# Work to be completed
Among the entries below, count the lines that contain the word "text". Write down only the total.

# Dataset records
%%
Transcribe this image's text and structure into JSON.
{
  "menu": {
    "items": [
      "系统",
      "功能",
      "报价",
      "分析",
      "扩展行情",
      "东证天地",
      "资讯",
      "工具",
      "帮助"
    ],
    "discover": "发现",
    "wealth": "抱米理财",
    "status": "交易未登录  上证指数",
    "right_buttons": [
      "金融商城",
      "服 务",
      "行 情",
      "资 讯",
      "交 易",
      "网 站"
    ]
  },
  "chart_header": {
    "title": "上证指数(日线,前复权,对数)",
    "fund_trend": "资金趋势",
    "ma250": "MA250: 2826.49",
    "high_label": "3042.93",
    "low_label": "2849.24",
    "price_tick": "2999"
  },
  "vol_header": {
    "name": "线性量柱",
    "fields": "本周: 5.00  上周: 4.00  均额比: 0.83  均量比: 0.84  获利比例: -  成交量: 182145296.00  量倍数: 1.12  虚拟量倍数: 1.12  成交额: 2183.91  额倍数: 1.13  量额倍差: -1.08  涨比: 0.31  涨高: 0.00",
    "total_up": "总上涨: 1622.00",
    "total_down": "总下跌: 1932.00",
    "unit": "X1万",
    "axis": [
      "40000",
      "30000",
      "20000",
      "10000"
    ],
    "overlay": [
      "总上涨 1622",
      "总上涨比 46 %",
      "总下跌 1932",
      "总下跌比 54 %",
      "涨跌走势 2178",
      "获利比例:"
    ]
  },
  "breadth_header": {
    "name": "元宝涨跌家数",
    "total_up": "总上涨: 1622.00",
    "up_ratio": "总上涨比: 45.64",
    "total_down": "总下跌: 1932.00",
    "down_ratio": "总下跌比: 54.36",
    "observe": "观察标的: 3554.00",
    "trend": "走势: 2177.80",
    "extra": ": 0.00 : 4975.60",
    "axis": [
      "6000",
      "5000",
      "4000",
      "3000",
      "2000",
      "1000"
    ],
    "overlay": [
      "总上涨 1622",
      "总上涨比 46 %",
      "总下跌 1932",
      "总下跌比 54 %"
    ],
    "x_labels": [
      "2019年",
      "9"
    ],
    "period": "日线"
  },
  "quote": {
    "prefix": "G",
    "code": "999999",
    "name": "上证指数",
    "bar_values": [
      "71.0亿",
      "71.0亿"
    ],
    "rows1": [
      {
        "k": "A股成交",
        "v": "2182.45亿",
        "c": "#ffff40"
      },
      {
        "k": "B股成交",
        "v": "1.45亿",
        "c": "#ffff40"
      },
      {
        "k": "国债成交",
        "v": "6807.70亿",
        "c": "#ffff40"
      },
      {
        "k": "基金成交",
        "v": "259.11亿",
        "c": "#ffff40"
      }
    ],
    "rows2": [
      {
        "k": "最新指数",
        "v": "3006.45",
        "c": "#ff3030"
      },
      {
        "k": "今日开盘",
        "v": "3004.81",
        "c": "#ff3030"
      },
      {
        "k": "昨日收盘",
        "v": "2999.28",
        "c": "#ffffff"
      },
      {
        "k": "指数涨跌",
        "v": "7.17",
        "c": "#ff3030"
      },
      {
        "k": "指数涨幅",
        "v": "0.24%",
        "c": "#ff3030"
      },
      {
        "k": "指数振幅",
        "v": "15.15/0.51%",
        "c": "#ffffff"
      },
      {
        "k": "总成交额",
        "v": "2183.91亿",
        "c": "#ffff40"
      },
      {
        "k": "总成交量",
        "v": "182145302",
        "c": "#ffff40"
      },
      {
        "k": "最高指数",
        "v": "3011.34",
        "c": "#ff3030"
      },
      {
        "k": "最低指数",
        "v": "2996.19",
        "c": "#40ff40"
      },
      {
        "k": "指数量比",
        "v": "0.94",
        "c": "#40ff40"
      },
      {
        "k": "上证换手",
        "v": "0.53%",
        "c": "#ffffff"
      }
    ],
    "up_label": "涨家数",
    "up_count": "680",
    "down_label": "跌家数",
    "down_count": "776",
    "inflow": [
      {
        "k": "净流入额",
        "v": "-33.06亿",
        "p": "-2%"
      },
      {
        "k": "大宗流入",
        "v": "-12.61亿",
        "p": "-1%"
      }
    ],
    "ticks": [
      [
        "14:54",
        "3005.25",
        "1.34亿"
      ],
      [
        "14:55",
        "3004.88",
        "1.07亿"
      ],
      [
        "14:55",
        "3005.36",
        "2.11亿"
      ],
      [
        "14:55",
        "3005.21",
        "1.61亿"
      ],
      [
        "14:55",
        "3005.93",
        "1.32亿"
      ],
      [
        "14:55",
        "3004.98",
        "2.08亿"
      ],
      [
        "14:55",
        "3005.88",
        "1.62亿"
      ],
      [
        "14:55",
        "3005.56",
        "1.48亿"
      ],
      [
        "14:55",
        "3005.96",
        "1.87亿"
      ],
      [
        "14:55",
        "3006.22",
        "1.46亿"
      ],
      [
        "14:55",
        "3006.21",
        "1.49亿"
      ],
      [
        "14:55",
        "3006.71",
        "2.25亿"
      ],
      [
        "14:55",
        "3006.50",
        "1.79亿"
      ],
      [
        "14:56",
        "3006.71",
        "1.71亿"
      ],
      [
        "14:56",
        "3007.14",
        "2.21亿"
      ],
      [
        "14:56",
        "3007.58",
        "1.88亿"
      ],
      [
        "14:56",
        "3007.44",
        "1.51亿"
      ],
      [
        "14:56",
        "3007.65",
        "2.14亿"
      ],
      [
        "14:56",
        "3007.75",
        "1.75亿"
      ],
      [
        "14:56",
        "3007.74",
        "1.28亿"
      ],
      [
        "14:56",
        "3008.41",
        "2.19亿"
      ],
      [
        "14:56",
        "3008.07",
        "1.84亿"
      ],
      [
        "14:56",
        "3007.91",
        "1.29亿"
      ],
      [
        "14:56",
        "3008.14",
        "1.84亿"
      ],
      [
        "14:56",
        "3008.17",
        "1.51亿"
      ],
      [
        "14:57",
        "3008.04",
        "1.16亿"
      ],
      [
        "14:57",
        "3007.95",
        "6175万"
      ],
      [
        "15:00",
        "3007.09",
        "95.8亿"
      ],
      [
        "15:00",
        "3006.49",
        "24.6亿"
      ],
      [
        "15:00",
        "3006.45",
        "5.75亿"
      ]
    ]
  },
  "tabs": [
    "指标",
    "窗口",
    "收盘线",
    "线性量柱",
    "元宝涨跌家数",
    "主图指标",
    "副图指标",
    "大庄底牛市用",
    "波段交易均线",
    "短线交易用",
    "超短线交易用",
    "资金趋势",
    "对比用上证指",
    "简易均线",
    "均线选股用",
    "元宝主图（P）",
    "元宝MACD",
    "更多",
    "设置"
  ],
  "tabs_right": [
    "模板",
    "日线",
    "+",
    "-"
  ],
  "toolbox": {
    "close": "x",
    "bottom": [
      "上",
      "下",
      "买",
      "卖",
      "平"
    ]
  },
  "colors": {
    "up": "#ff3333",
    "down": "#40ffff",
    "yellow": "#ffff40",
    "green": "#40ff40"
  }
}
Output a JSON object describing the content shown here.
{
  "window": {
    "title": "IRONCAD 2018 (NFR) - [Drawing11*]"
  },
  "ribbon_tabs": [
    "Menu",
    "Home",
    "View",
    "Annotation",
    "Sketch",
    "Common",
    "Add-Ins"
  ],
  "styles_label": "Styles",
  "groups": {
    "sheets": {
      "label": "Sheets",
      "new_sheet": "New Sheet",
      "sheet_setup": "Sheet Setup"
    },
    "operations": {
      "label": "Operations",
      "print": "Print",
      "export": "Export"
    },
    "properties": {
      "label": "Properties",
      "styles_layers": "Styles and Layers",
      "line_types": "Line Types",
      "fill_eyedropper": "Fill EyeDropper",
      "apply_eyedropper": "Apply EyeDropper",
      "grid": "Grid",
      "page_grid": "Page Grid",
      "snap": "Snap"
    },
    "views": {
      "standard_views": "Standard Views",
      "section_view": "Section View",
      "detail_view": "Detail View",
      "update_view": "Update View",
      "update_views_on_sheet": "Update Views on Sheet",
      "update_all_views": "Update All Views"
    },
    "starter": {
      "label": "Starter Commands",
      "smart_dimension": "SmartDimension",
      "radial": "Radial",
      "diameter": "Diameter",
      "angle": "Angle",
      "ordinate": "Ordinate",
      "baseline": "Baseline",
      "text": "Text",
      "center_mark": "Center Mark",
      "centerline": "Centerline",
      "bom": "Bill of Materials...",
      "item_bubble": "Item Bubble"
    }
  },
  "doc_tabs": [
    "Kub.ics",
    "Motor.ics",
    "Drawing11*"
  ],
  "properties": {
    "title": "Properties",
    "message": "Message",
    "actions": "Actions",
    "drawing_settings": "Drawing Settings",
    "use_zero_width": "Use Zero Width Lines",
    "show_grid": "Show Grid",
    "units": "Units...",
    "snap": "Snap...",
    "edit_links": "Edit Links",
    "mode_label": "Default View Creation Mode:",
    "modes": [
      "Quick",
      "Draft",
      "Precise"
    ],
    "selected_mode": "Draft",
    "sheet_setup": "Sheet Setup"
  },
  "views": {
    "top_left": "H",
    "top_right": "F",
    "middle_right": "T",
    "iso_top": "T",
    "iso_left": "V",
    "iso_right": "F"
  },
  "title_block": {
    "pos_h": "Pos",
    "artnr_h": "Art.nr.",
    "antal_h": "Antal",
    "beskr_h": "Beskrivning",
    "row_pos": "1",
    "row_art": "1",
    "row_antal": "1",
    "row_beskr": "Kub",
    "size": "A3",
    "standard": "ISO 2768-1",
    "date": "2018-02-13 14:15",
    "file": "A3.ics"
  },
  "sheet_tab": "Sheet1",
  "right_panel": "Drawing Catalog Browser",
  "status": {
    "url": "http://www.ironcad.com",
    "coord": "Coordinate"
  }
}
%%
# Answer to the exercise
2